■ **DEINE AUFGABE**
Gib die Einträge vom Anfang bis einschließlich der Zeile mit "row-menu-button[interactable] — [1388, 409, 1407, 428]" Zeile für Zeile unverändert wieder.

Einträge mit beschrifteten Bereichen
————————
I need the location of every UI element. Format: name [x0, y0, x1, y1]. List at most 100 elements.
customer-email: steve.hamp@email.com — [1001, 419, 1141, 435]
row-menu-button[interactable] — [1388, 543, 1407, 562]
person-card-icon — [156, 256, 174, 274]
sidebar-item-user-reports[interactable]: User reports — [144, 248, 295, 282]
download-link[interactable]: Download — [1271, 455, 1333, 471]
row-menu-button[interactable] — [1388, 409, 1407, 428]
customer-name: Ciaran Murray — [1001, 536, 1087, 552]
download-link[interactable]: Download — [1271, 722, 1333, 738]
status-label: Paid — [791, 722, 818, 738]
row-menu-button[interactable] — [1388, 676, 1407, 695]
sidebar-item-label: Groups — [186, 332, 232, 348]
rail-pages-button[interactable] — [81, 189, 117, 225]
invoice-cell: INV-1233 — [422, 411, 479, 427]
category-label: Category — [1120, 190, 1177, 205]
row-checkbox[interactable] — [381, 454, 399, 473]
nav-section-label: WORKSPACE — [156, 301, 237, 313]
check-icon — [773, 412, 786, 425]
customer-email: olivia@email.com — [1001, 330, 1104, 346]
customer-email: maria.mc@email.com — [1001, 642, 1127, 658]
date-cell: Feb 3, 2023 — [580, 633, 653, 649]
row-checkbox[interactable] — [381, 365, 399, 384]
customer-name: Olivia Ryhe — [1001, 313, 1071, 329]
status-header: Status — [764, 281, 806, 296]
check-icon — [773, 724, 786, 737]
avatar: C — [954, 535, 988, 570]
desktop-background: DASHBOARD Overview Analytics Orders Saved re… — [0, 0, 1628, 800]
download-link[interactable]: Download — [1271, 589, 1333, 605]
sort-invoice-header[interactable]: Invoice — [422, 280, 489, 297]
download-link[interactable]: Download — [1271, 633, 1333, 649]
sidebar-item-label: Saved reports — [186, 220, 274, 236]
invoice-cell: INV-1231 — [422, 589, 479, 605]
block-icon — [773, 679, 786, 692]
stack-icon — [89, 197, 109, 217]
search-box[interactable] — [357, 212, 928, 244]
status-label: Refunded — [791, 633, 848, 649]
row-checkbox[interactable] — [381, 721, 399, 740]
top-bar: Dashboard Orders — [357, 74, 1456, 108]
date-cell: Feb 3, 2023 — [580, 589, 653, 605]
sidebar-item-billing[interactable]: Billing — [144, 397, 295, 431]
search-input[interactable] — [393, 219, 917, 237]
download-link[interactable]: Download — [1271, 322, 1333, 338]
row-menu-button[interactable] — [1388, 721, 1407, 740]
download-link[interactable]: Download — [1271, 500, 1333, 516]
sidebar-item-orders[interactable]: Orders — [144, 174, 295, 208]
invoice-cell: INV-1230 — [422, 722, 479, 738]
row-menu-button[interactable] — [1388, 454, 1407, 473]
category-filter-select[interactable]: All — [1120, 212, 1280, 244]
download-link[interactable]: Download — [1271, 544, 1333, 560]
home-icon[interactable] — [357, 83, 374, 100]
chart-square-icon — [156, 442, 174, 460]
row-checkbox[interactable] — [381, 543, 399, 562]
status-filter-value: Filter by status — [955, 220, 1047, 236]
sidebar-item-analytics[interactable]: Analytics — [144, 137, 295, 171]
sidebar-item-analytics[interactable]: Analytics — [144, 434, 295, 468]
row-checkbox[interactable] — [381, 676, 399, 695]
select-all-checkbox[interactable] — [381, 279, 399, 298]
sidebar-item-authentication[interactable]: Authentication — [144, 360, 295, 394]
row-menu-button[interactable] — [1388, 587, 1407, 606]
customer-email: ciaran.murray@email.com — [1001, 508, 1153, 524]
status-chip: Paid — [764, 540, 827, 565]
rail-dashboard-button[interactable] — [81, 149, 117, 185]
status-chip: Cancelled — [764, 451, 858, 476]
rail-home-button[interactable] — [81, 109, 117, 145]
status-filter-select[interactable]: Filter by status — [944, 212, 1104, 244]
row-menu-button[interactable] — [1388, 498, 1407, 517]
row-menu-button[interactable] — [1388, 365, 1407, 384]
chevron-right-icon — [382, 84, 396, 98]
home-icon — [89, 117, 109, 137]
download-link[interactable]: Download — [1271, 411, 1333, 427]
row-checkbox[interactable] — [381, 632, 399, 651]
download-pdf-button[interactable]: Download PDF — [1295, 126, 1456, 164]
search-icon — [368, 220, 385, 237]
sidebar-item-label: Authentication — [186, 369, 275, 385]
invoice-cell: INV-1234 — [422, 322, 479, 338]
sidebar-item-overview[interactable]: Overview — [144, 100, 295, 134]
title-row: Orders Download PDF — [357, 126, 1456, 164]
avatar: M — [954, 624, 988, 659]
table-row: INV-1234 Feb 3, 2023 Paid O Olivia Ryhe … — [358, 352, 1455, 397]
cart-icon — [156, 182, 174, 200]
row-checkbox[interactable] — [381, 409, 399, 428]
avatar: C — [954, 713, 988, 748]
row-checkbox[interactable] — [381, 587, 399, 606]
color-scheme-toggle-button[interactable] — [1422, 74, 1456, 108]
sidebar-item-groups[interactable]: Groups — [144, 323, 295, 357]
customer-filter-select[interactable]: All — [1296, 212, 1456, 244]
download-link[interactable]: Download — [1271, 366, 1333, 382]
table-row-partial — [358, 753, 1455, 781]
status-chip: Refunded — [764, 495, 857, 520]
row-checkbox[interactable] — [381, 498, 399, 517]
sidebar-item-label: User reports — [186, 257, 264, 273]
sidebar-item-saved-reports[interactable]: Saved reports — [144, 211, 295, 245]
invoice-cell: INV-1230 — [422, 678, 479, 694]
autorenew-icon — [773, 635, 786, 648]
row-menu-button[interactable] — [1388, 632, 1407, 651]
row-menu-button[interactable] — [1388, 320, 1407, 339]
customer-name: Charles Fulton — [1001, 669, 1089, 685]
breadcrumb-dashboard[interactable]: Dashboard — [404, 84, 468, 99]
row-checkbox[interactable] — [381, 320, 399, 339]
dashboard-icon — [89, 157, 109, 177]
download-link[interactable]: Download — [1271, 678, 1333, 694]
————————
■ **ANTWORT FOLGT**
I need the location of every UI element. Format: name [x0, y0, x1, y1]. List at most 100 elements.
customer-email: steve.hamp@email.com — [1001, 419, 1141, 435]
row-menu-button[interactable] — [1388, 543, 1407, 562]
person-card-icon — [156, 256, 174, 274]
sidebar-item-user-reports[interactable]: User reports — [144, 248, 295, 282]
download-link[interactable]: Download — [1271, 455, 1333, 471]
row-menu-button[interactable] — [1388, 409, 1407, 428]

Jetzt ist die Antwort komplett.